_TASK REQUIREMENTS_
Copy out each of the lines below without changing anything, keeping their order and line breaks.

_PROVIDED INFORMATION_

%%

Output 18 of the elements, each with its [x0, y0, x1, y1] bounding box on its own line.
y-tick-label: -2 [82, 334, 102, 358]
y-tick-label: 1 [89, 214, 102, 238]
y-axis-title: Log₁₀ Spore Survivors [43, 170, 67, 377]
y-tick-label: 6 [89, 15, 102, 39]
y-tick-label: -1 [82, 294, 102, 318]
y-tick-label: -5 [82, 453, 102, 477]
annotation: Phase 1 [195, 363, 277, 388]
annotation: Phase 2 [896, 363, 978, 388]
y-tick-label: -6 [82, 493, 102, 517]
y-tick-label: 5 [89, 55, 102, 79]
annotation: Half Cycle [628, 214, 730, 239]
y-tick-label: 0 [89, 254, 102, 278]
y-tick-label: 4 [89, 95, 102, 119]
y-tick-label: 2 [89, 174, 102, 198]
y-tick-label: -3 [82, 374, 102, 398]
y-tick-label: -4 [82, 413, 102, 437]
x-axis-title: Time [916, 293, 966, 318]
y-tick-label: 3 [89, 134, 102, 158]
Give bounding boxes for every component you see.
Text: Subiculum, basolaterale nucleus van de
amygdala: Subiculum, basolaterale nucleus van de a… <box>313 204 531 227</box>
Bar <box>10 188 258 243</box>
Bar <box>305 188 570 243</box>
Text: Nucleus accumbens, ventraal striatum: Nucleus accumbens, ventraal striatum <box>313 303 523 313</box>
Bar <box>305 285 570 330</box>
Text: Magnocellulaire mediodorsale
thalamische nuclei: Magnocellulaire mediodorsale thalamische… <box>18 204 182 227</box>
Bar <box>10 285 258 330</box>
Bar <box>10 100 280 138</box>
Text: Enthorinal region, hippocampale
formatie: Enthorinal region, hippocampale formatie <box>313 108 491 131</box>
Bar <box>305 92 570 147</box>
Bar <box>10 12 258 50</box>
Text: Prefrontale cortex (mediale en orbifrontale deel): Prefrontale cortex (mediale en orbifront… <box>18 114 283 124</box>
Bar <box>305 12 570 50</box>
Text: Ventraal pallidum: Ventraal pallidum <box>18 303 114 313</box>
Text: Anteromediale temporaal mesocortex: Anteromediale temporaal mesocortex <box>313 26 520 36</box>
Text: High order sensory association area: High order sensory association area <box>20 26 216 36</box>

%%

_TASK RESPONSE_
Output 18 of the elements, each with its [x0, y0, x1, y1] bounding box on its own line.
y-tick-label: -2 [82, 334, 102, 358]
y-tick-label: 1 [89, 214, 102, 238]
y-axis-title: Log₁₀ Spore Survivors [43, 170, 67, 377]
y-tick-label: 6 [89, 15, 102, 39]
y-tick-label: -1 [82, 294, 102, 318]
y-tick-label: -5 [82, 453, 102, 477]
annotation: Phase 1 [195, 363, 277, 388]
annotation: Phase 2 [896, 363, 978, 388]
y-tick-label: -6 [82, 493, 102, 517]
y-tick-label: 5 [89, 55, 102, 79]
annotation: Half Cycle [628, 214, 730, 239]
y-tick-label: 0 [89, 254, 102, 278]
y-tick-label: 4 [89, 95, 102, 119]
y-tick-label: 2 [89, 174, 102, 198]
y-tick-label: -3 [82, 374, 102, 398]
y-tick-label: -4 [82, 413, 102, 437]
x-axis-title: Time [916, 293, 966, 318]
y-tick-label: 3 [89, 134, 102, 158]
Give bounding boxes for every component you see.
Text: Subiculum, basolaterale nucleus van de
amygdala: Subiculum, basolaterale nucleus van de a… <box>313 204 531 227</box>
Bar <box>10 188 258 243</box>
Bar <box>305 188 570 243</box>
Text: Nucleus accumbens, ventraal striatum: Nucleus accumbens, ventraal striatum <box>313 303 523 313</box>
Bar <box>305 285 570 330</box>
Text: Magnocellulaire mediodorsale
thalamische nuclei: Magnocellulaire mediodorsale thalamische… <box>18 204 182 227</box>
Bar <box>10 285 258 330</box>
Bar <box>10 100 280 138</box>
Text: Enthorinal region, hippocampale
formatie: Enthorinal region, hippocampale formatie <box>313 108 491 131</box>
Bar <box>305 92 570 147</box>
Bar <box>10 12 258 50</box>
Text: Prefrontale cortex (mediale en orbifrontale deel): Prefrontale cortex (mediale en orbifront… <box>18 114 283 124</box>
Bar <box>305 12 570 50</box>
Text: Ventraal pallidum: Ventraal pallidum <box>18 303 114 313</box>
Text: Anteromediale temporaal mesocortex: Anteromediale temporaal mesocortex <box>313 26 520 36</box>
Text: High order sensory association area: High order sensory association area <box>20 26 216 36</box>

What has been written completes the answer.